▶ Instructions to follow: What lines in the records below mention "name"? List them all.

■ ■ ■ ■ ■

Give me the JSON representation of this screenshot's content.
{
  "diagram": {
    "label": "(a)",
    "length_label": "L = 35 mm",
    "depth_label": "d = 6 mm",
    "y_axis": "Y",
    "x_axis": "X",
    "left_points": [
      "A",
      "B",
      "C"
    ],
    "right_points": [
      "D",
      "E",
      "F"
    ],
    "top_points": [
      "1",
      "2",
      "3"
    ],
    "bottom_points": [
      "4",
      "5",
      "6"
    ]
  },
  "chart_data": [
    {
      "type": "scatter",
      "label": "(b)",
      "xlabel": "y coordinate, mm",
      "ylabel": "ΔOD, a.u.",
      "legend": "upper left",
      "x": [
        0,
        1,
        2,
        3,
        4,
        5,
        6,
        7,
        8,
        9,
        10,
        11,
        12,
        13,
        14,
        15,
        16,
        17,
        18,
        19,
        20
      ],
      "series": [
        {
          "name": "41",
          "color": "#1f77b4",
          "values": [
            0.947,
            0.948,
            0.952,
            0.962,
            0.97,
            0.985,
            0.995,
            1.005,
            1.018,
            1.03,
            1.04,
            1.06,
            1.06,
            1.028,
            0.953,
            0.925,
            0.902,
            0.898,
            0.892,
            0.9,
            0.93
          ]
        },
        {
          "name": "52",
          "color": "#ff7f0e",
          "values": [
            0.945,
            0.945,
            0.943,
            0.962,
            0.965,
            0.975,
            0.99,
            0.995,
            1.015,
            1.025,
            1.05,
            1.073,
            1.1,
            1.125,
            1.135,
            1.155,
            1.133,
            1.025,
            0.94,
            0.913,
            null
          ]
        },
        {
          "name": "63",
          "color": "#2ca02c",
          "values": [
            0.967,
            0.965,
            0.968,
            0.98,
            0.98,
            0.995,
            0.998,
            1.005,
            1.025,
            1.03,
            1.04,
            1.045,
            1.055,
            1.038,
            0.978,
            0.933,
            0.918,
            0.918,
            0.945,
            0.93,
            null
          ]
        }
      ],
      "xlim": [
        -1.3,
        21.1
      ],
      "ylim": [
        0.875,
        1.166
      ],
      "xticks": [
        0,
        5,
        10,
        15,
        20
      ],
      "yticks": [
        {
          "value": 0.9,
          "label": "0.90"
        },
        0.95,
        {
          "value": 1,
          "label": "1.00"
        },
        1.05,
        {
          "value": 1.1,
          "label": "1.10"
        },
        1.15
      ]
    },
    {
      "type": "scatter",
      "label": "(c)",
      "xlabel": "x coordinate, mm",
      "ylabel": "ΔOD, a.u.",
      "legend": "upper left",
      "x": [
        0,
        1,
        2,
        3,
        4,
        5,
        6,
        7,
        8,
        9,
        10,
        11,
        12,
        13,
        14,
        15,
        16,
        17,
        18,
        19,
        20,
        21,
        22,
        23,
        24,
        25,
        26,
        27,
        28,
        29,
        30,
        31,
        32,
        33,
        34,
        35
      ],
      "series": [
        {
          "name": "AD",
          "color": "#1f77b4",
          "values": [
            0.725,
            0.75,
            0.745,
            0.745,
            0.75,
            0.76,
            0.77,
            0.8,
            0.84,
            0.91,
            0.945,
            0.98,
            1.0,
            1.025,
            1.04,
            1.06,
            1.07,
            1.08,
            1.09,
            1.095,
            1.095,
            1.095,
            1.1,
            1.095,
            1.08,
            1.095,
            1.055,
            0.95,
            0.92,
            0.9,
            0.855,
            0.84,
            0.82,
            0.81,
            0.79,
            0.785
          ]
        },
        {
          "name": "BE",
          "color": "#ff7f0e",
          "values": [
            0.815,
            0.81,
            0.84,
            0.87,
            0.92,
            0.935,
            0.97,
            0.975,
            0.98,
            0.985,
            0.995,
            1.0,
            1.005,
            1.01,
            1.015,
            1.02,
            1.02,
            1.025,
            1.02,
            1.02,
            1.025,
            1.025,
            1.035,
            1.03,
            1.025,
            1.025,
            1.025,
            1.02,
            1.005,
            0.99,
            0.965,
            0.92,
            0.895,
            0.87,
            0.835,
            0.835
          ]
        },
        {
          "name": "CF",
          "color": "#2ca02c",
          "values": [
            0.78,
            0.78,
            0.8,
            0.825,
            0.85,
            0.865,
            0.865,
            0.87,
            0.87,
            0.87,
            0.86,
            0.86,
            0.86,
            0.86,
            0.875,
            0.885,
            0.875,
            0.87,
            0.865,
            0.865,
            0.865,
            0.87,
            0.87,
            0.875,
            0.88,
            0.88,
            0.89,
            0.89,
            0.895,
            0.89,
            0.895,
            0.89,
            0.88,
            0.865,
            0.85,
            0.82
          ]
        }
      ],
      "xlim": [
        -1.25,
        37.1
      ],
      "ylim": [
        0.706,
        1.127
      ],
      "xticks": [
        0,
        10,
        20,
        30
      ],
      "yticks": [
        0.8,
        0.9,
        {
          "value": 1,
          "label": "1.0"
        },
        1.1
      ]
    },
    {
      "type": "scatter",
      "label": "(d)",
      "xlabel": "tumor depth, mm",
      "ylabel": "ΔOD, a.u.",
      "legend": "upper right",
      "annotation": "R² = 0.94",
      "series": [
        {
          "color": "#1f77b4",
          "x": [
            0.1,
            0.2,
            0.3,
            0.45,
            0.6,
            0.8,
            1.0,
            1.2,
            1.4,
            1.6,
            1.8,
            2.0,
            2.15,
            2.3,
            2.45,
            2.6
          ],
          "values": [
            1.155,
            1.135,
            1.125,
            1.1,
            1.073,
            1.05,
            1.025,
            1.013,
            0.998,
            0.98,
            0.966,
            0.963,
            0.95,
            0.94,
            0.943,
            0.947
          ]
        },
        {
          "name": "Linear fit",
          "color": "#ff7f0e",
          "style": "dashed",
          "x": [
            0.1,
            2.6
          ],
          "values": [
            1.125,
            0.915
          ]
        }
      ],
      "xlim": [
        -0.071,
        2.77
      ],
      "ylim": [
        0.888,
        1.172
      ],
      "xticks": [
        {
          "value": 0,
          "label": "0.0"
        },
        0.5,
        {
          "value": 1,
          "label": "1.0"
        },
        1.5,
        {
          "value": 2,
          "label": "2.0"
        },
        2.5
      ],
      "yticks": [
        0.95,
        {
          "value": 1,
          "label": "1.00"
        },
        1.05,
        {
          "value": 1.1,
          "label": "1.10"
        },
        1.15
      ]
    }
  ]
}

■ ■ ■ ■ ■

▶ Answer to the problem:
          "name": "41",
          "name": "52",
          "name": "63",
          "name": "AD",
          "name": "BE",
          "name": "CF",
          "name": "Linear fit",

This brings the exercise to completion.